• [SOURCE RECORDS]:

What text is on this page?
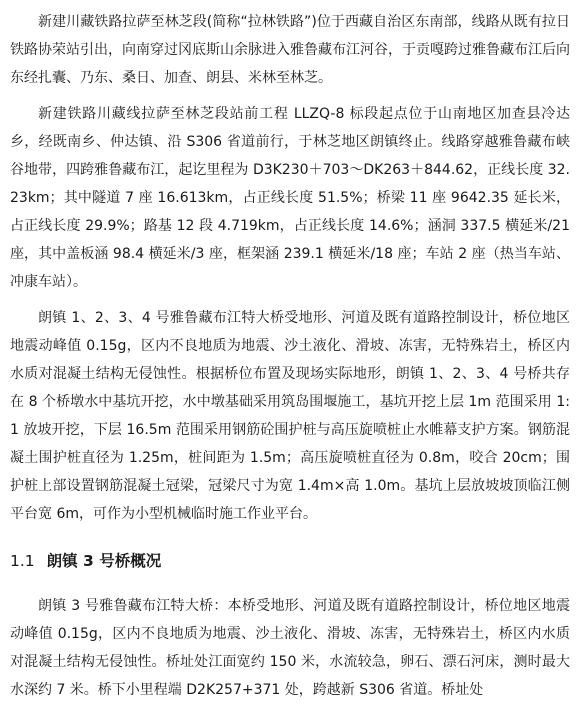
新建川藏铁路拉萨至林芝段(简称“拉林铁路”)位于西藏自治区东南部，线路从既有拉日铁路协荣站引出，向南穿过冈底斯山余脉进入雅鲁藏布江河谷，于贡嘎跨过雅鲁藏布江后向东经扎囊、乃东、桑日、加查、朗县、米林至林芝。

新建铁路川藏线拉萨至林芝段站前工程 LLZQ-8 标段起点位于山南地区加查县冷达乡，经既南乡、仲达镇、沿 S306 省道前行，于林芝地区朗镇终止。线路穿越雅鲁藏布峡谷地带，四跨雅鲁藏布江，起讫里程为 D3K230＋703～DK263＋844.62，正线长度 32.23km；其中隧道 7 座 16.613km，占正线长度 51.5%；桥梁 11 座 9642.35 延长米，占正线长度 29.9%；路基 12 段 4.719km，占正线长度 14.6%；涵洞 337.5 横延米/21座，其中盖板涵 98.4 横延米/3 座，框架涵 239.1 横延米/18 座；车站 2 座（热当车站、冲康车站）。

朗镇 1、2、3、4 号雅鲁藏布江特大桥受地形、河道及既有道路控制设计，桥位地区地震动峰值 0.15g，区内不良地质为地震、沙土液化、滑坡、冻害，无特殊岩土，桥区内水质对混凝土结构无侵蚀性。根据桥位布置及现场实际地形，朗镇 1、2、3、4 号桥共存在 8 个桥墩水中基坑开挖，水中墩基础采用筑岛围堰施工，基坑开挖上层 1m 范围采用 1:1 放坡开挖，下层 16.5m 范围采用钢筋砼围护桩与高压旋喷桩止水帷幕支护方案。钢筋混凝土围护桩直径为 1.25m，桩间距为 1.5m；高压旋喷桩直径为 0.8m，咬合 20cm；围护桩上部设置钢筋混凝土冠梁，冠梁尺寸为宽 1.4m×高 1.0m。基坑上层放坡坡顶临江侧平台宽 6m，可作为小型机械临时施工作业平台。

1.1 朗镇 3 号桥概况

朗镇 3 号雅鲁藏布江特大桥：本桥受地形、河道及既有道路控制设计，桥位地区地震动峰值 0.15g，区内不良地质为地震、沙土液化、滑坡、冻害，无特殊岩土，桥区内水质对混凝土结构无侵蚀性。桥址处江面宽约 150 米，水流较急，卵石、漂石河床，测时最大水深约 7 米。桥下小里程端 D2K257+371 处，跨越新 S306 省道。桥址处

• [WHAT TO DO]: Without the pictures, extract every entry verbatim.

• [RESPONSE FOR THIS EXERCISE]:
What text is on this page?
新建川藏铁路拉萨至林芝段(简称“拉林铁路”)位于西藏自治区东南部，线路从既有拉日铁路协荣站引出，向南穿过冈底斯山余脉进入雅鲁藏布江河谷，于贡嘎跨过雅鲁藏布江后向东经扎囊、乃东、桑日、加查、朗县、米林至林芝。

新建铁路川藏线拉萨至林芝段站前工程 LLZQ-8 标段起点位于山南地区加查县冷达乡，经既南乡、仲达镇、沿 S306 省道前行，于林芝地区朗镇终止。线路穿越雅鲁藏布峡谷地带，四跨雅鲁藏布江，起讫里程为 D3K230＋703～DK263＋844.62，正线长度 32.23km；其中隧道 7 座 16.613km，占正线长度 51.5%；桥梁 11 座 9642.35 延长米，占正线长度 29.9%；路基 12 段 4.719km，占正线长度 14.6%；涵洞 337.5 横延米/21座，其中盖板涵 98.4 横延米/3 座，框架涵 239.1 横延米/18 座；车站 2 座（热当车站、冲康车站）。

朗镇 1、2、3、4 号雅鲁藏布江特大桥受地形、河道及既有道路控制设计，桥位地区地震动峰值 0.15g，区内不良地质为地震、沙土液化、滑坡、冻害，无特殊岩土，桥区内水质对混凝土结构无侵蚀性。根据桥位布置及现场实际地形，朗镇 1、2、3、4 号桥共存在 8 个桥墩水中基坑开挖，水中墩基础采用筑岛围堰施工，基坑开挖上层 1m 范围采用 1:1 放坡开挖，下层 16.5m 范围采用钢筋砼围护桩与高压旋喷桩止水帷幕支护方案。钢筋混凝土围护桩直径为 1.25m，桩间距为 1.5m；高压旋喷桩直径为 0.8m，咬合 20cm；围护桩上部设置钢筋混凝土冠梁，冠梁尺寸为宽 1.4m×高 1.0m。基坑上层放坡坡顶临江侧平台宽 6m，可作为小型机械临时施工作业平台。

1.1 朗镇 3 号桥概况

朗镇 3 号雅鲁藏布江特大桥：本桥受地形、河道及既有道路控制设计，桥位地区地震动峰值 0.15g，区内不良地质为地震、沙土液化、滑坡、冻害，无特殊岩土，桥区内水质对混凝土结构无侵蚀性。桥址处江面宽约 150 米，水流较急，卵石、漂石河床，测时最大水深约 7 米。桥下小里程端 D2K257+371 处，跨越新 S306 省道。桥址处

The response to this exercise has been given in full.